Text shown:
****

# High Quality Cables



## keithsplace (Nov 26, 2010)

I make most of my own cables. I'am a sound tech and own a small production co.
So I make my own mic, patch, speaker and most all of my cables.
I think there is a point at witch money is well spent and waisted when it comes to cables.
Yes there is a difference. I did a lot of research on this and found that when it comes to speaker
cables, anything more than the proper gauge of wire and connectors to handle the signal and length is money waisted.
When it comes to sigal path cables, as in audio input, patch, and amp feed wires is another story.
I use only studio grade cables.. now these are not boutique cables hyped up with fancy claims.
But well made, incredibly well sheilded and I use only high quality solder and connectors.
This is where money is well spent in my oppinion, as this is where noise and interference, phase
distortion and many sound issues can start, once noise gets in the signal path at this point, you can't get it out, even with the best equipment.
You can check out some of them at my site which I will post after I get 5 posts.


----------



## koyaan (Mar 2, 2010)

I would have to agree that interconnects have more bearing on system performance than speaker cabels.
Any thoughts on the effects of premium power cords ?


----------



## lcaillo (May 2, 2006)

Welcome to Home Theater Shack. We hope that you will become part of the HTS community and enjoy both contributing to help others and find value in what others have posted.


----------



## tesseract (Aug 9, 2010)

Welcome to HTS, keithsplace!


----------



## mechman (Feb 8, 2007)

Welcome to the forum. Good to have you aboard! :T


----------



## keithsplace (Nov 26, 2010)

About the same as speaker cables, (in my opinion). I am an electrician by trade.
Sound tech by second income and passion.
Other than being the proper gauge to handle the peak demand of the equipment it supplies.

****

Stored rows:
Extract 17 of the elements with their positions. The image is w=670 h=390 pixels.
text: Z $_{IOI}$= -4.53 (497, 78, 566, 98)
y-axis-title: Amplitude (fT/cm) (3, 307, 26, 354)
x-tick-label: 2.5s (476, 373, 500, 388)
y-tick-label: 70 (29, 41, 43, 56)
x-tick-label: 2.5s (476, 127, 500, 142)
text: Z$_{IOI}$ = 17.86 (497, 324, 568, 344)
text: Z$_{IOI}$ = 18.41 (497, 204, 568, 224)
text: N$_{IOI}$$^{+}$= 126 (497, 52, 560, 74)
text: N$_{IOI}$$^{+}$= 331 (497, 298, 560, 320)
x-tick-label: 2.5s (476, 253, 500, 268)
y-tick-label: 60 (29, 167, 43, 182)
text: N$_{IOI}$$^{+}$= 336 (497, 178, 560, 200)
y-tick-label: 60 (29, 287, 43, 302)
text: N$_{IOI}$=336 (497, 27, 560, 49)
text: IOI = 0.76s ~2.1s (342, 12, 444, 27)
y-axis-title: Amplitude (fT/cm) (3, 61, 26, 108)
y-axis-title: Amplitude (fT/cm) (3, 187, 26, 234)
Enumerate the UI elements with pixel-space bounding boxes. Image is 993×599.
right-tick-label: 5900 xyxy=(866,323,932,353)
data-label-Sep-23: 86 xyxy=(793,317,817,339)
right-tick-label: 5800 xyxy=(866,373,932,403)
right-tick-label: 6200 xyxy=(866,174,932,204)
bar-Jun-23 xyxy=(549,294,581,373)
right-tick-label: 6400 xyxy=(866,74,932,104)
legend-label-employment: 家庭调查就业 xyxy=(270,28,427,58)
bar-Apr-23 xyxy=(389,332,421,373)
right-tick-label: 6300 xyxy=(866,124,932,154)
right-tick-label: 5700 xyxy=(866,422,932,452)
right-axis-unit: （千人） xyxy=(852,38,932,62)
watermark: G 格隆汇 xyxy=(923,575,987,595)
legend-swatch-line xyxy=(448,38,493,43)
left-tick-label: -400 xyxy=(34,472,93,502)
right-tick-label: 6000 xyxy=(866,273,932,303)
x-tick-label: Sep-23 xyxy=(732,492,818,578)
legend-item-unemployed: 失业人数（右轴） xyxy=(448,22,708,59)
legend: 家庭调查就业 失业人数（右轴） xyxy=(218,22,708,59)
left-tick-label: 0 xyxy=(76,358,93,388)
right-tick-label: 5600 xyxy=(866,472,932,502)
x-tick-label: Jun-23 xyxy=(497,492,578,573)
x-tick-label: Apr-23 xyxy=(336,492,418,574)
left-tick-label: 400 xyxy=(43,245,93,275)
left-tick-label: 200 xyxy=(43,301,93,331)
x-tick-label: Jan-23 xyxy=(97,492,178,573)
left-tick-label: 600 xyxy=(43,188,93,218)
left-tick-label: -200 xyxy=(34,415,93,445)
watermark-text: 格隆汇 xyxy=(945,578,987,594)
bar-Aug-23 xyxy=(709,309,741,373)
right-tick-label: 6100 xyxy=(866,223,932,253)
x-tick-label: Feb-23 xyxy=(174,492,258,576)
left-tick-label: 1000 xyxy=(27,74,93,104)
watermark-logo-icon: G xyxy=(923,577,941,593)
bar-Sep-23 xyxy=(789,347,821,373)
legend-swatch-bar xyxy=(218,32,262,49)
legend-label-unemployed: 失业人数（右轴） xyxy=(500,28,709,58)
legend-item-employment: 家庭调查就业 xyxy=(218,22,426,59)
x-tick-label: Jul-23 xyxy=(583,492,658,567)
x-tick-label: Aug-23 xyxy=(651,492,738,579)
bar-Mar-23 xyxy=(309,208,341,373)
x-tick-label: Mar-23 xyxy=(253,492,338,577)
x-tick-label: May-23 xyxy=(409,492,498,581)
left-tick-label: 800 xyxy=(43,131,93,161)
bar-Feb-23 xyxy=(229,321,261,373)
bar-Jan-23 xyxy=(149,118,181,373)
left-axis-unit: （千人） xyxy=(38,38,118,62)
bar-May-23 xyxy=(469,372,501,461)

****

What is asked:
a) Please edit the cable thread, starting with "## mechman (Feb" and going on through "income and passion.", so that "electrician" becomes "engineer".
b) What kind of solder does keithsplace say he uses, according to the cable thread?
The listing has no connection to the cable thread.

Answers to the exercise:
a)
## mechman (Feb 8, 2007)

Welcome to the forum. Good to have you aboard! :T


----------



## keithsplace (Nov 26, 2010)

About the same as speaker cables, (in my opinion). I am an engineer by trade.
Sound tech by second income and passion.

b) Only high quality solder.